— start of EXTRACTED RECORDS —

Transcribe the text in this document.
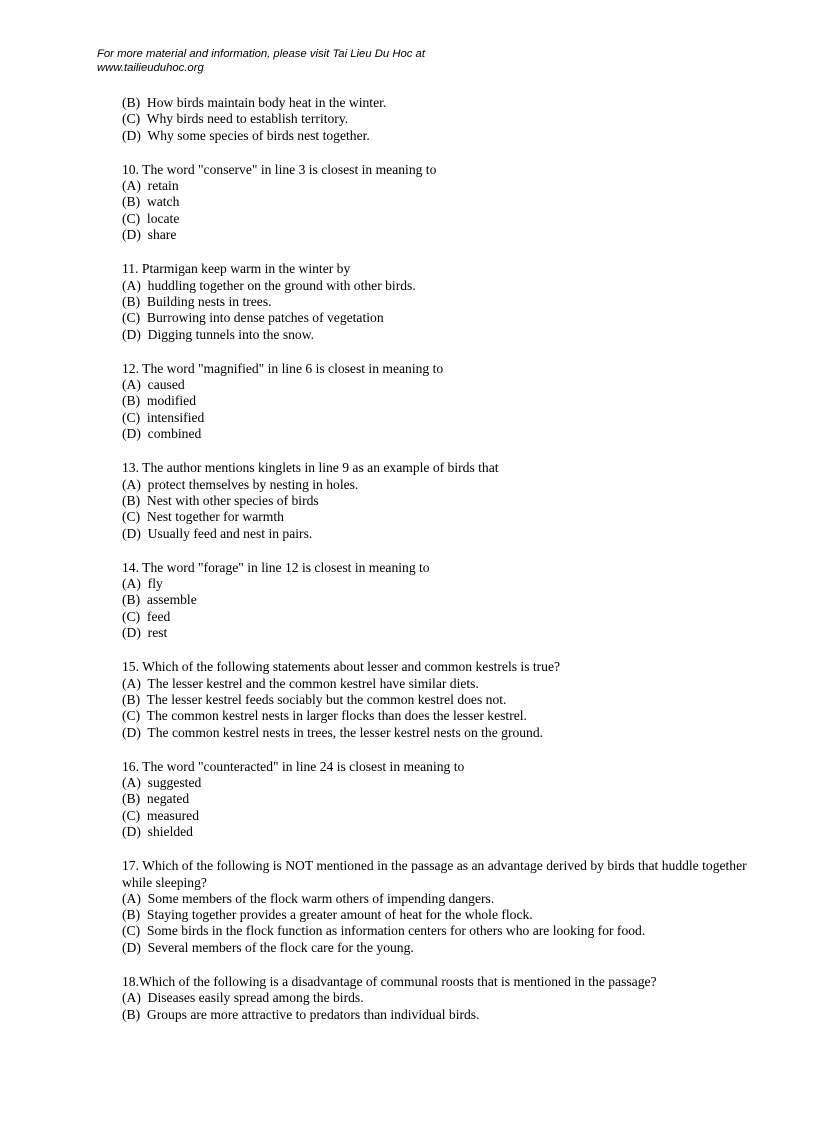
For more material and information, please visit Tai Lieu Du Hoc at
www.tailieuduhoc.org
(B)  How birds maintain body heat in the winter.
(C)  Why birds need to establish territory.
(D)  Why some species of birds nest together.
10. The word "conserve" in line 3 is closest in meaning to
(A)  retain
(B)  watch
(C)  locate
(D)  share
11. Ptarmigan keep warm in the winter by
(A)  huddling together on the ground with other birds.
(B)  Building nests in trees.
(C)  Burrowing into dense patches of vegetation
(D)  Digging tunnels into the snow.
12. The word "magnified" in line 6 is closest in meaning to
(A)  caused
(B)  modified
(C)  intensified
(D)  combined
13. The author mentions kinglets in line 9 as an example of birds that
(A)  protect themselves by nesting in holes.
(B)  Nest with other species of birds
(C)  Nest together for warmth
(D)  Usually feed and nest in pairs.
14. The word "forage" in line 12 is closest in meaning to
(A)  fly
(B)  assemble
(C)  feed
(D)  rest
15. Which of the following statements about lesser and common kestrels is true?
(A)  The lesser kestrel and the common kestrel have similar diets.
(B)  The lesser kestrel feeds sociably but the common kestrel does not.
(C)  The common kestrel nests in larger flocks than does the lesser kestrel.
(D)  The common kestrel nests in trees, the lesser kestrel nests on the ground.
16. The word "counteracted" in line 24 is closest in meaning to
(A)  suggested
(B)  negated
(C)  measured
(D)  shielded
17. Which of the following is NOT mentioned in the passage as an advantage derived by birds that huddle together while sleeping?
(A)  Some members of the flock warm others of impending dangers.
(B)  Staying together provides a greater amount of heat for the whole flock.
(C)  Some birds in the flock function as information centers for others who are looking for food.
(D)  Several members of the flock care for the young.
18.Which of the following is a disadvantage of communal roosts that is mentioned in the passage?
(A)  Diseases easily spread among the birds.
(B)  Groups are more attractive to predators than individual birds.
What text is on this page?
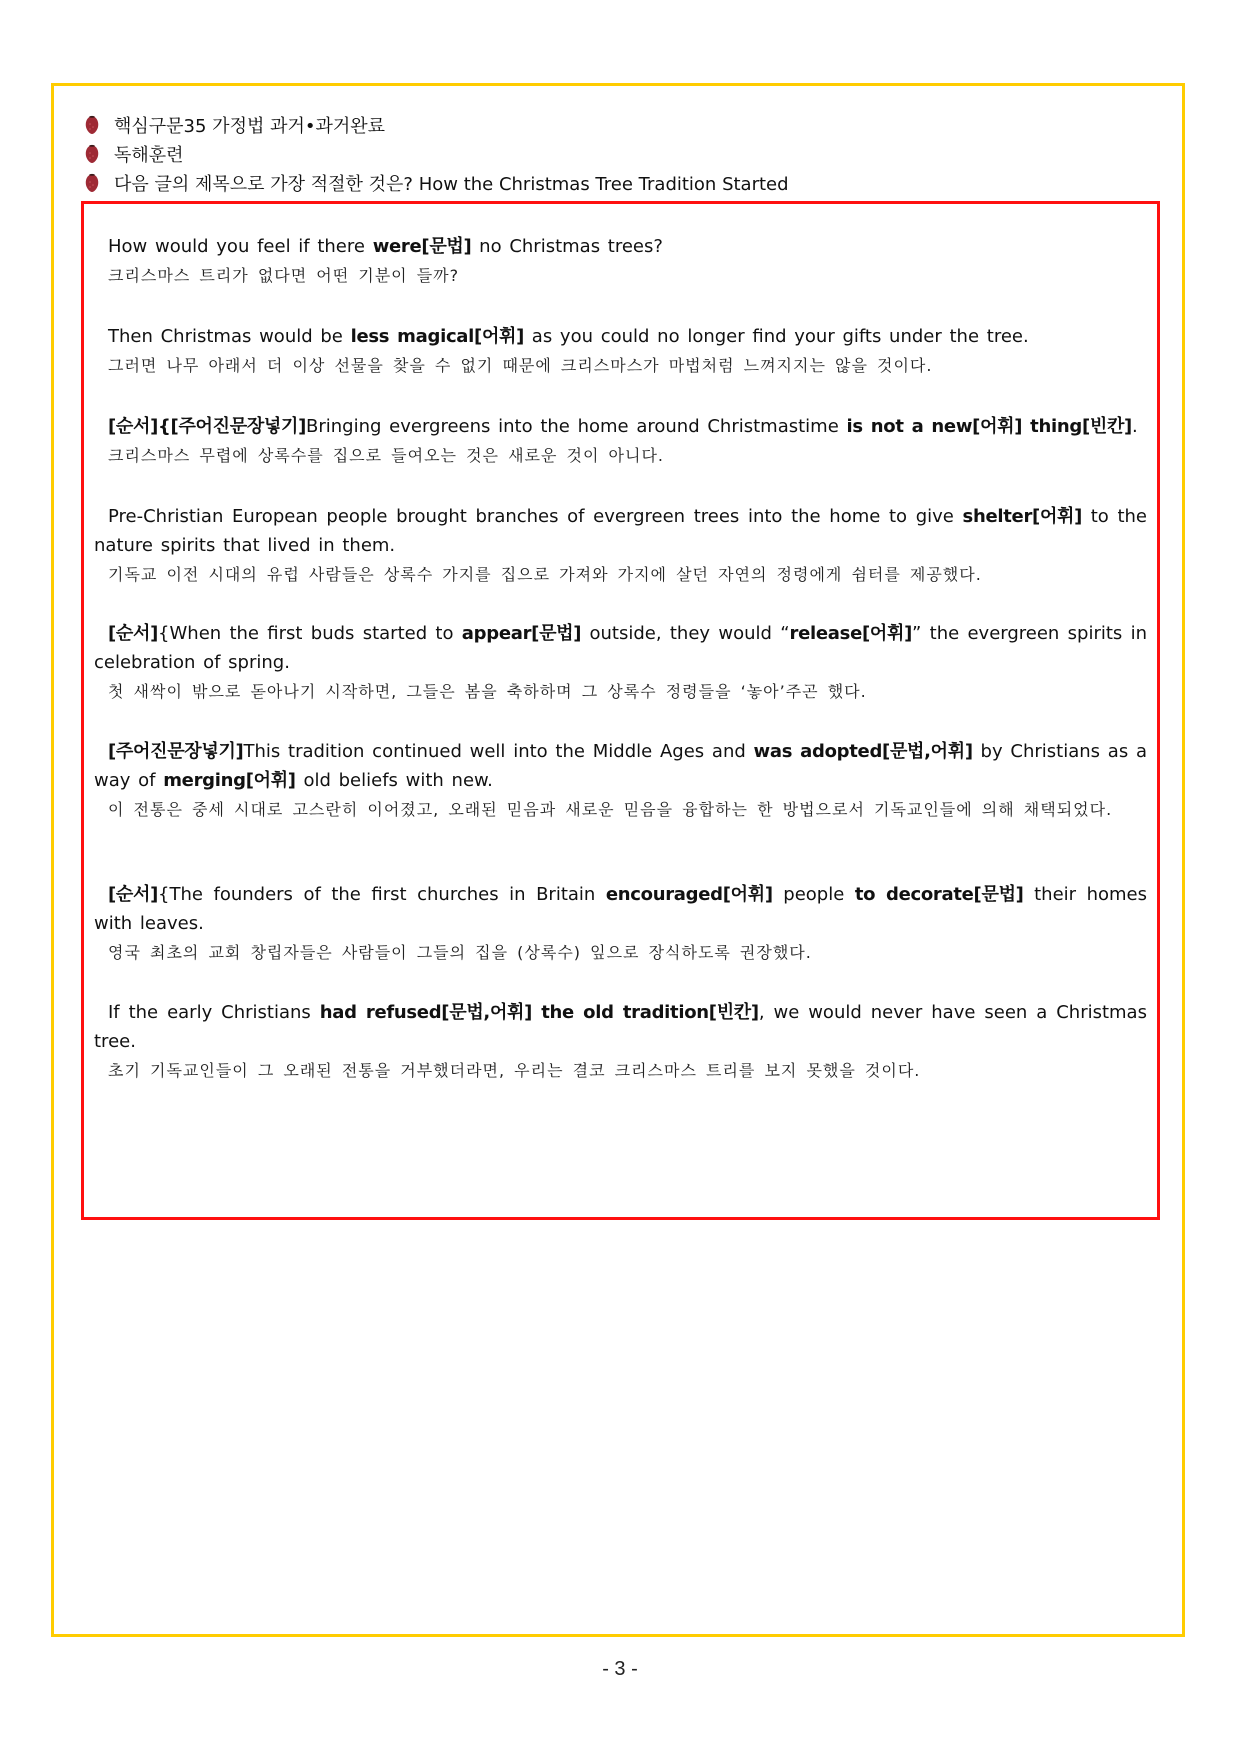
핵심구문35 가정법 과거•과거완료
독해훈련
다음 글의 제목으로 가장 적절한 것은? How the Christmas Tree Tradition Started
How would you feel if there were[문법] no Christmas trees?
크리스마스 트리가 없다면 어떤 기분이 들까?
Then Christmas would be less magical[어휘] as you could no longer find your gifts under the tree.
그러면 나무 아래서 더 이상 선물을 찾을 수 없기 때문에 크리스마스가 마법처럼 느껴지지는 않을 것이다.
[순서]{[주어진문장넣기]Bringing evergreens into the home around Christmastime is not a new[어휘] thing[빈칸].
크리스마스 무렵에 상록수를 집으로 들여오는 것은 새로운 것이 아니다.
Pre-Christian European people brought branches of evergreen trees into the home to give shelter[어휘] to the nature spirits that lived in them.
기독교 이전 시대의 유럽 사람들은 상록수 가지를 집으로 가져와 가지에 살던 자연의 정령에게 쉼터를 제공했다.
[순서]{When the first buds started to appear[문법] outside, they would “release[어휘]” the evergreen spirits in celebration of spring.
첫 새싹이 밖으로 돋아나기 시작하면, 그들은 봄을 축하하며 그 상록수 정령들을 ‘놓아’주곤 했다.
[주어진문장넣기]This tradition continued well into the Middle Ages and was adopted[문법,어휘] by Christians as a way of merging[어휘] old beliefs with new.
이 전통은 중세 시대로 고스란히 이어졌고, 오래된 믿음과 새로운 믿음을 융합하는 한 방법으로서 기독교인들에 의해 채택되었다.
[순서]{The founders of the first churches in Britain encouraged[어휘] people to decorate[문법] their homes with leaves.
영국 최초의 교회 창립자들은 사람들이 그들의 집을 (상록수) 잎으로 장식하도록 권장했다.
If the early Christians had refused[문법,어휘] the old tradition[빈칸], we would never have seen a Christmas tree.
초기 기독교인들이 그 오래된 전통을 거부했더라면, 우리는 결코 크리스마스 트리를 보지 못했을 것이다.
- 3 -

— end of EXTRACTED RECORDS —

Only lines with the string "ground" belong in your answer; copy each one.

| OUTPUT FOR THIS TASK |
(A)  huddling together on the ground with other birds.
(D)  The common kestrel nests in trees, the lesser kestrel nests on the ground.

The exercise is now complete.